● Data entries
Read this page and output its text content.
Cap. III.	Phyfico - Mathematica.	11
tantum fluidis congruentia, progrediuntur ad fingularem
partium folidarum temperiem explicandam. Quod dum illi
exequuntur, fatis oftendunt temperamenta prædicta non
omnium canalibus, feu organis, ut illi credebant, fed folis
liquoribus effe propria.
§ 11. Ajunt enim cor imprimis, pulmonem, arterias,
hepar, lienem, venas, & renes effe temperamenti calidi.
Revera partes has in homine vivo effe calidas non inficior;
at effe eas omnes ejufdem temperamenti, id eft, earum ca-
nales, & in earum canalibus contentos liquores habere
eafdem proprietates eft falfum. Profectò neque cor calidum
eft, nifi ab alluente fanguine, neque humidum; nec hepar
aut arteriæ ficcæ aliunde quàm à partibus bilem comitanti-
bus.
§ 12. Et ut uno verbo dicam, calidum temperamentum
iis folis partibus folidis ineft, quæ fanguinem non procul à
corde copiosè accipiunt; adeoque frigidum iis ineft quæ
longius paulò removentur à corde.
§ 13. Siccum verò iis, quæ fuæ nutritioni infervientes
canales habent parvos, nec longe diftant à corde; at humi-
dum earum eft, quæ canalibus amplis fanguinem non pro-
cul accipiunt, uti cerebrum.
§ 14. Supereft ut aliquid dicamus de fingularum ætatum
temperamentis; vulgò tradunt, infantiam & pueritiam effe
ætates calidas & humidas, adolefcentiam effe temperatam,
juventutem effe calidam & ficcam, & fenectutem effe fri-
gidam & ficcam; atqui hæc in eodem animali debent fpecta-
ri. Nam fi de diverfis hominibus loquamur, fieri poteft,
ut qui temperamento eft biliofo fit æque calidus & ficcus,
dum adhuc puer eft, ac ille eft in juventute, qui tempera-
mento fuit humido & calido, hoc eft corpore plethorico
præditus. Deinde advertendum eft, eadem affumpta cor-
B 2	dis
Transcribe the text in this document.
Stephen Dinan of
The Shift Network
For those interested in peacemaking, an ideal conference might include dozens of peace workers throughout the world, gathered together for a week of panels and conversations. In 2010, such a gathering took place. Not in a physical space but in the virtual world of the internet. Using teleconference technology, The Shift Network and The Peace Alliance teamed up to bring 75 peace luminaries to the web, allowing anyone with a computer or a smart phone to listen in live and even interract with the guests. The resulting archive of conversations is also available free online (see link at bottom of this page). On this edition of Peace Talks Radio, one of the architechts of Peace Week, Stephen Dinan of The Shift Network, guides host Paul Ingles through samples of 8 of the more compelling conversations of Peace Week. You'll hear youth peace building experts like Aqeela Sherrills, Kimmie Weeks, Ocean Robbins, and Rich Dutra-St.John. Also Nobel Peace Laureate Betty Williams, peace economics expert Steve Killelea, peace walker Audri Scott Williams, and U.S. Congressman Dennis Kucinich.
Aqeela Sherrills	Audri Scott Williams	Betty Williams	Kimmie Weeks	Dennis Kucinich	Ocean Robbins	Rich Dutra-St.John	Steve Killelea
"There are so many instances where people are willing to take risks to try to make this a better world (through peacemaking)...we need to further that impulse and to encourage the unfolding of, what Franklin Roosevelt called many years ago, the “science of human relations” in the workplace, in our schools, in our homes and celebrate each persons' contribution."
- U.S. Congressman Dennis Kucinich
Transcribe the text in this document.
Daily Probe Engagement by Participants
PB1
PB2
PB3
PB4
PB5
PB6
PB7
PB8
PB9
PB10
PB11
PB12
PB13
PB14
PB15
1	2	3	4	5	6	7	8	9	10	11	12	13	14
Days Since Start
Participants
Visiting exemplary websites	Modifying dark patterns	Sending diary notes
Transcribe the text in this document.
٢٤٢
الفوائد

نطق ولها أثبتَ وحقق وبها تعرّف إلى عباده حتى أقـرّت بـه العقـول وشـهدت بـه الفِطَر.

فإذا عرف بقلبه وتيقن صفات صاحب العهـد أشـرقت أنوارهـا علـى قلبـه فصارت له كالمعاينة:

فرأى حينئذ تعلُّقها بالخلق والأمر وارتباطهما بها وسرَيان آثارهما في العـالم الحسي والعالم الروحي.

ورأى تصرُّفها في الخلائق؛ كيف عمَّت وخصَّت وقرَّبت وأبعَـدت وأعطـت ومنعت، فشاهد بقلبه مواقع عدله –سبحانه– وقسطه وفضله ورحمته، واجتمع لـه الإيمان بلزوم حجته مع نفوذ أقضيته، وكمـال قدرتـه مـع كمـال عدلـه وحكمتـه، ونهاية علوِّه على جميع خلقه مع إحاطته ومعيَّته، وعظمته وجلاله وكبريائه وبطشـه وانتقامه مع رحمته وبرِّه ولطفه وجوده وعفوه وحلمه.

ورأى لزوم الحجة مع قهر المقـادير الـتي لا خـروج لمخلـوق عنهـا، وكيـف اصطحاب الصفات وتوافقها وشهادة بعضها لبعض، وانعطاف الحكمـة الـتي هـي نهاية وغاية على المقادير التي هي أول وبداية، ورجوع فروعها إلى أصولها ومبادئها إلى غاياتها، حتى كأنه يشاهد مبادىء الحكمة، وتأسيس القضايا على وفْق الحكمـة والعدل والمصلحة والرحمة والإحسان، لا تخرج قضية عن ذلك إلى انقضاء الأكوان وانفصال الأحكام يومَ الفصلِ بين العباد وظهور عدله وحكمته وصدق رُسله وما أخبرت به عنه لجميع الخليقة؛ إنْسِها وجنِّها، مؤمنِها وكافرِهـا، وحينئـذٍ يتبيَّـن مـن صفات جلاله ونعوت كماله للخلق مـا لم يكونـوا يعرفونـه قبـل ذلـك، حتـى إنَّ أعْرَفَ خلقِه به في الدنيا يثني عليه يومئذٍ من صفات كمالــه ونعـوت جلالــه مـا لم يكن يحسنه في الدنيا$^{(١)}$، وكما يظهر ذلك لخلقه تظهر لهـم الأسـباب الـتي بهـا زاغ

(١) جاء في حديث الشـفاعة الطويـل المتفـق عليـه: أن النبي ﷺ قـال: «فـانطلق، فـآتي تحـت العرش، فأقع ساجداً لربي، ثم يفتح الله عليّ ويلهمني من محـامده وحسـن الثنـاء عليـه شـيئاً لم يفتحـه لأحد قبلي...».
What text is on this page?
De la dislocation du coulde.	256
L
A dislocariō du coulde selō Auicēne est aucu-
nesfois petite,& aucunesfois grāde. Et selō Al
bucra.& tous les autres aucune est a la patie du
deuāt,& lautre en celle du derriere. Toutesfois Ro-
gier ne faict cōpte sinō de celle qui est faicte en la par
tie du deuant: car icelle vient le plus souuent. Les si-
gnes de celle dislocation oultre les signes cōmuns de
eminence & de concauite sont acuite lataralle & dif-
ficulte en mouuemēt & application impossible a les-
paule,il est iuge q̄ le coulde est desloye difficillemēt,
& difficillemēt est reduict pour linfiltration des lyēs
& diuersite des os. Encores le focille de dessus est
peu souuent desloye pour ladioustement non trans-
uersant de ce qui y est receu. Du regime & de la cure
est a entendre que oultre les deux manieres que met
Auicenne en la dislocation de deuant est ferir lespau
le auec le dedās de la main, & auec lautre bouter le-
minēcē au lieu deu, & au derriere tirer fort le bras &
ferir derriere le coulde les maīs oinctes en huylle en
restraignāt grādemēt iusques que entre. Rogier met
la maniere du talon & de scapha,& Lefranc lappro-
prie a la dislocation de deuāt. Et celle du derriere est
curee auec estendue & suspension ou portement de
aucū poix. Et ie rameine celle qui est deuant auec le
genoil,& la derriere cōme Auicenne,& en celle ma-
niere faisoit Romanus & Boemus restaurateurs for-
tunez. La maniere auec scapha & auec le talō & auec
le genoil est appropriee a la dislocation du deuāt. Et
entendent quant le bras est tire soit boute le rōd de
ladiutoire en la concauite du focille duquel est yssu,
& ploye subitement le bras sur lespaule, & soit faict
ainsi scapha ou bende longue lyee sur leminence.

● Challenge
Go through the listing above and pull out each line containing the word "ineft".

● Solution for this task
iis folis partibus folidis ineft, quæ fanguinem non procul à
corde copiosè accipiunt; adeoque frigidum iis ineft quæ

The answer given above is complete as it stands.